● WHAT IS EXPECTED
Wherever a line holds the string "شرکت", copy that line.

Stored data
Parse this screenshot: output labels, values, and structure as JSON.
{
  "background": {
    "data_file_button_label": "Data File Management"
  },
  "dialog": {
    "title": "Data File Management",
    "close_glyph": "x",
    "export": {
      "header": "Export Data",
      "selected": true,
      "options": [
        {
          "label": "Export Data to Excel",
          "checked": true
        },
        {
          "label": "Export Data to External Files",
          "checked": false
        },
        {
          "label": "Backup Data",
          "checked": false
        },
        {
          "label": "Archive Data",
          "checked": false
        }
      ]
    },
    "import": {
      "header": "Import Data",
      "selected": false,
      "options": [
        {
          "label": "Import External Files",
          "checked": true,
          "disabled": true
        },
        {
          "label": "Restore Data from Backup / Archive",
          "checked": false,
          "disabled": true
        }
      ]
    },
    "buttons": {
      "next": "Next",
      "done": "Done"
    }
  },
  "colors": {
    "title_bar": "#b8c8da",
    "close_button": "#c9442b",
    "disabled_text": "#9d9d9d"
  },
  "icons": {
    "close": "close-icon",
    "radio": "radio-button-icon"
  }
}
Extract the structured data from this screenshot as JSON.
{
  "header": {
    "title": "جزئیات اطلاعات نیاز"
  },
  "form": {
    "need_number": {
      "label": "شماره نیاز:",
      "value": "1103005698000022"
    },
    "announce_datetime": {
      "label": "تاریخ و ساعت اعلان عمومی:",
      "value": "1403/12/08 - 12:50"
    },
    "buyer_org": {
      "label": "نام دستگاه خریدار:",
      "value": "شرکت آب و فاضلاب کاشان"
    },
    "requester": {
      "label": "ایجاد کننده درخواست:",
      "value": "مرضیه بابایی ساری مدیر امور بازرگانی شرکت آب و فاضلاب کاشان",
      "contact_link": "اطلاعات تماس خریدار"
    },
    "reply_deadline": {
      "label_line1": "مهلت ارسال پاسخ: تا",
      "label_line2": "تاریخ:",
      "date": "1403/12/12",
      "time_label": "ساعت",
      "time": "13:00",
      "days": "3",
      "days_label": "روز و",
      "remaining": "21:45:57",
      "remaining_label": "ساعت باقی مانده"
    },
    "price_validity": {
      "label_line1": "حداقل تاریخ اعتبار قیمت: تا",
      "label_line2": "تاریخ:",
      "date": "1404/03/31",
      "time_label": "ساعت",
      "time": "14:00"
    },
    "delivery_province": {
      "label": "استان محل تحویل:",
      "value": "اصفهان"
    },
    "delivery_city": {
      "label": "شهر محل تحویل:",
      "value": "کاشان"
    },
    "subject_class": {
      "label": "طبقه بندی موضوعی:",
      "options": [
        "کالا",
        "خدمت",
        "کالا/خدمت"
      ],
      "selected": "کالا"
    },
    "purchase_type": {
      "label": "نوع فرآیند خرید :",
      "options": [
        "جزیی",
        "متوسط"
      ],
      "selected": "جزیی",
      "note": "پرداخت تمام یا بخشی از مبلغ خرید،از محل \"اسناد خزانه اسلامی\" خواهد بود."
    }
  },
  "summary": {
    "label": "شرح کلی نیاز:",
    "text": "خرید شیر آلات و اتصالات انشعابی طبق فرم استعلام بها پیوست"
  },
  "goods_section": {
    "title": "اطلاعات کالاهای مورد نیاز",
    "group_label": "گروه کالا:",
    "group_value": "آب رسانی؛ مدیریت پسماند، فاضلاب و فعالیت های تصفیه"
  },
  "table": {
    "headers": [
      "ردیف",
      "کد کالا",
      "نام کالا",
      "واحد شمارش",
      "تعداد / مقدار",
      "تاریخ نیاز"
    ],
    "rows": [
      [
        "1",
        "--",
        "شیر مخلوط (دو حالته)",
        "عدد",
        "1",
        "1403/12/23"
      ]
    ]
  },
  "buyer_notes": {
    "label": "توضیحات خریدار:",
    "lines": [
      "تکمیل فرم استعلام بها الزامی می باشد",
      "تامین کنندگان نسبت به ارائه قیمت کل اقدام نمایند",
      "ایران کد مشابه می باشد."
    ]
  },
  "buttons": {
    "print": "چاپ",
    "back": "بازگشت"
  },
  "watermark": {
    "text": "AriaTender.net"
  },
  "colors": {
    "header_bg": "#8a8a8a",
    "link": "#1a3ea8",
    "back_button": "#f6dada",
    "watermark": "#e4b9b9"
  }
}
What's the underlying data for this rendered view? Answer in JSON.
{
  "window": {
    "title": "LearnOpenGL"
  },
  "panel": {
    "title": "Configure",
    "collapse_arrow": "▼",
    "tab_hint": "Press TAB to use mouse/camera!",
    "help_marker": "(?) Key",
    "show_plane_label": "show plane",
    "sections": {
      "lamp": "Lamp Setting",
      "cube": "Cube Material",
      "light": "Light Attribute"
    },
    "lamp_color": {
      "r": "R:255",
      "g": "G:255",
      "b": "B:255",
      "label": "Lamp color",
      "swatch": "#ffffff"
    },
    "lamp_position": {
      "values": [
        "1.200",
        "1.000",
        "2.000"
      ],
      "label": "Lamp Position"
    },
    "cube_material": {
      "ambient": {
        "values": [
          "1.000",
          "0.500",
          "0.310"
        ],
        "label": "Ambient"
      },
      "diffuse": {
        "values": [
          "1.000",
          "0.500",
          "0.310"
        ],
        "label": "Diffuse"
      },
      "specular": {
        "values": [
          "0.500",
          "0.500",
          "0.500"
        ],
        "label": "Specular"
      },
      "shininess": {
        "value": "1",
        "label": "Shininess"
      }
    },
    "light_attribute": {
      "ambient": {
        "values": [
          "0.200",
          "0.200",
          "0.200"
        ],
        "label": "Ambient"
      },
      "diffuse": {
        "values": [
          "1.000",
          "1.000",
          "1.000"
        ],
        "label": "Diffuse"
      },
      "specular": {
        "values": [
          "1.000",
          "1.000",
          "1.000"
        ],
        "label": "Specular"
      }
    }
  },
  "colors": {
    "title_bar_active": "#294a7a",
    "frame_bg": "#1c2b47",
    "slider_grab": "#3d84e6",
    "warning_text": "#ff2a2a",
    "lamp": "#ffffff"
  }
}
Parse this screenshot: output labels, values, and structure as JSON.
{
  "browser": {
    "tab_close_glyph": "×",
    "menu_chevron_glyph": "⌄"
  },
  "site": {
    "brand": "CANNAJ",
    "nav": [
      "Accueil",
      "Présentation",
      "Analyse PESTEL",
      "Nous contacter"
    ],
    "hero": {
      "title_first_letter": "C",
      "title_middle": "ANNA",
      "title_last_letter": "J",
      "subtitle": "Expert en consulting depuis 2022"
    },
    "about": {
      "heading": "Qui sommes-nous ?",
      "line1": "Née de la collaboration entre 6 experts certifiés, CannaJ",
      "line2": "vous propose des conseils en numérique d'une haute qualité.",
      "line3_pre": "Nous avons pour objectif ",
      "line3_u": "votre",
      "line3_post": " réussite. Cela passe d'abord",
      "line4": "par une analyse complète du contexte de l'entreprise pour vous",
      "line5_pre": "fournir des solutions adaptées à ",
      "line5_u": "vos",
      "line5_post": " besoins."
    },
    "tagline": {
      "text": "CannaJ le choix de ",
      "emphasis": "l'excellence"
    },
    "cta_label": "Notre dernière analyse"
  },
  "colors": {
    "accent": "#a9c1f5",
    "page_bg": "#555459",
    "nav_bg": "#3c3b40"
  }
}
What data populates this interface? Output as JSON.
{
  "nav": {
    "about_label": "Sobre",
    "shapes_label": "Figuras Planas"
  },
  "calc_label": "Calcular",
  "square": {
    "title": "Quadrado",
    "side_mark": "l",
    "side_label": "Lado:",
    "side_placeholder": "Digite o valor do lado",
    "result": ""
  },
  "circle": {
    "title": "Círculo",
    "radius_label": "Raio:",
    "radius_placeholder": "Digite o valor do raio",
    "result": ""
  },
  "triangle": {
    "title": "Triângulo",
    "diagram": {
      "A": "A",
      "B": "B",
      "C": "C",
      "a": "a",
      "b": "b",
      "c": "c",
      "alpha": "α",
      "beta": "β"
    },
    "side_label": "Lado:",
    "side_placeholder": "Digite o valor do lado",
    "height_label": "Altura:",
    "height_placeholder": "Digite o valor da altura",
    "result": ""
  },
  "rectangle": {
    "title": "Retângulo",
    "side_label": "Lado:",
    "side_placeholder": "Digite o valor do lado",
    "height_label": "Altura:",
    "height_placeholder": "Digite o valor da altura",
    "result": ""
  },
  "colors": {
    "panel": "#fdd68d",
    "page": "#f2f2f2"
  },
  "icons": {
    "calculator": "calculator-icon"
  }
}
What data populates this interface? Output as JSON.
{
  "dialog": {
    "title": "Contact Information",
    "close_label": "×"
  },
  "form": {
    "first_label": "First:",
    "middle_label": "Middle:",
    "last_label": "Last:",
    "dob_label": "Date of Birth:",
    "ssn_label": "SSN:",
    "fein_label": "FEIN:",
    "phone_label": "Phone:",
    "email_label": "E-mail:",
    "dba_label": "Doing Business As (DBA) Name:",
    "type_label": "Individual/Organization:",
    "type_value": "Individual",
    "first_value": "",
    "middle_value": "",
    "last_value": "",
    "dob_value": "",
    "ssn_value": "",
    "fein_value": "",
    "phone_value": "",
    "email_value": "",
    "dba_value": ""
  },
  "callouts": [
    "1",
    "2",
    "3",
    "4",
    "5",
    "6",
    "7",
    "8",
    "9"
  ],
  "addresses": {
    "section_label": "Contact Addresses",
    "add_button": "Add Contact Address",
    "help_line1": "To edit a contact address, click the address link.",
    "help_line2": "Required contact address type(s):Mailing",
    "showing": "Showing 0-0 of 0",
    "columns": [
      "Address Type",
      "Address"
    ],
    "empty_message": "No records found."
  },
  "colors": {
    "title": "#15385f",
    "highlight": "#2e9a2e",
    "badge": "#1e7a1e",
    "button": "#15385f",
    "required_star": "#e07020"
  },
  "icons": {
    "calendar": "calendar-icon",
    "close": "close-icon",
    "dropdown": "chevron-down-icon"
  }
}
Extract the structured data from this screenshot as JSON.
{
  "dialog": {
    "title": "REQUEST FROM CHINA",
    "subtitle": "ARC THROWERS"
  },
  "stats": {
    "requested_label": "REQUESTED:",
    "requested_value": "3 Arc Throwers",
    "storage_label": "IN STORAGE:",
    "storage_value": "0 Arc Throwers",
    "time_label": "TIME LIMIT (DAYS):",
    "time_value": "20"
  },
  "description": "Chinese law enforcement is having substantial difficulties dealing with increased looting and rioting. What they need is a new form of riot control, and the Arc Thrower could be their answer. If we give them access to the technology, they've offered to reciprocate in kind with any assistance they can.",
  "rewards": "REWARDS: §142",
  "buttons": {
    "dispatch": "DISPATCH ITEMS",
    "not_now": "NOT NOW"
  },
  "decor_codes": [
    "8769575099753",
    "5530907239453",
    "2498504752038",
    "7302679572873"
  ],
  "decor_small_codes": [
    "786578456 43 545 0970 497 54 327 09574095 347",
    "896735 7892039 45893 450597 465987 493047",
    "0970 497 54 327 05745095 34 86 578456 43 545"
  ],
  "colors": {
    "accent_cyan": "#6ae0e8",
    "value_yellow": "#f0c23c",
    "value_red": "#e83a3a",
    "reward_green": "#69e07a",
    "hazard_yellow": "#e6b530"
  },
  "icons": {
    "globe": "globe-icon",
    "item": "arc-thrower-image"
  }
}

● SOLUTION TO THE PROBLEM
      "value": "شرکت آب و فاضلاب کاشان"
      "value": "مرضیه بابایی ساری مدیر امور بازرگانی شرکت آب و فاضلاب کاشان",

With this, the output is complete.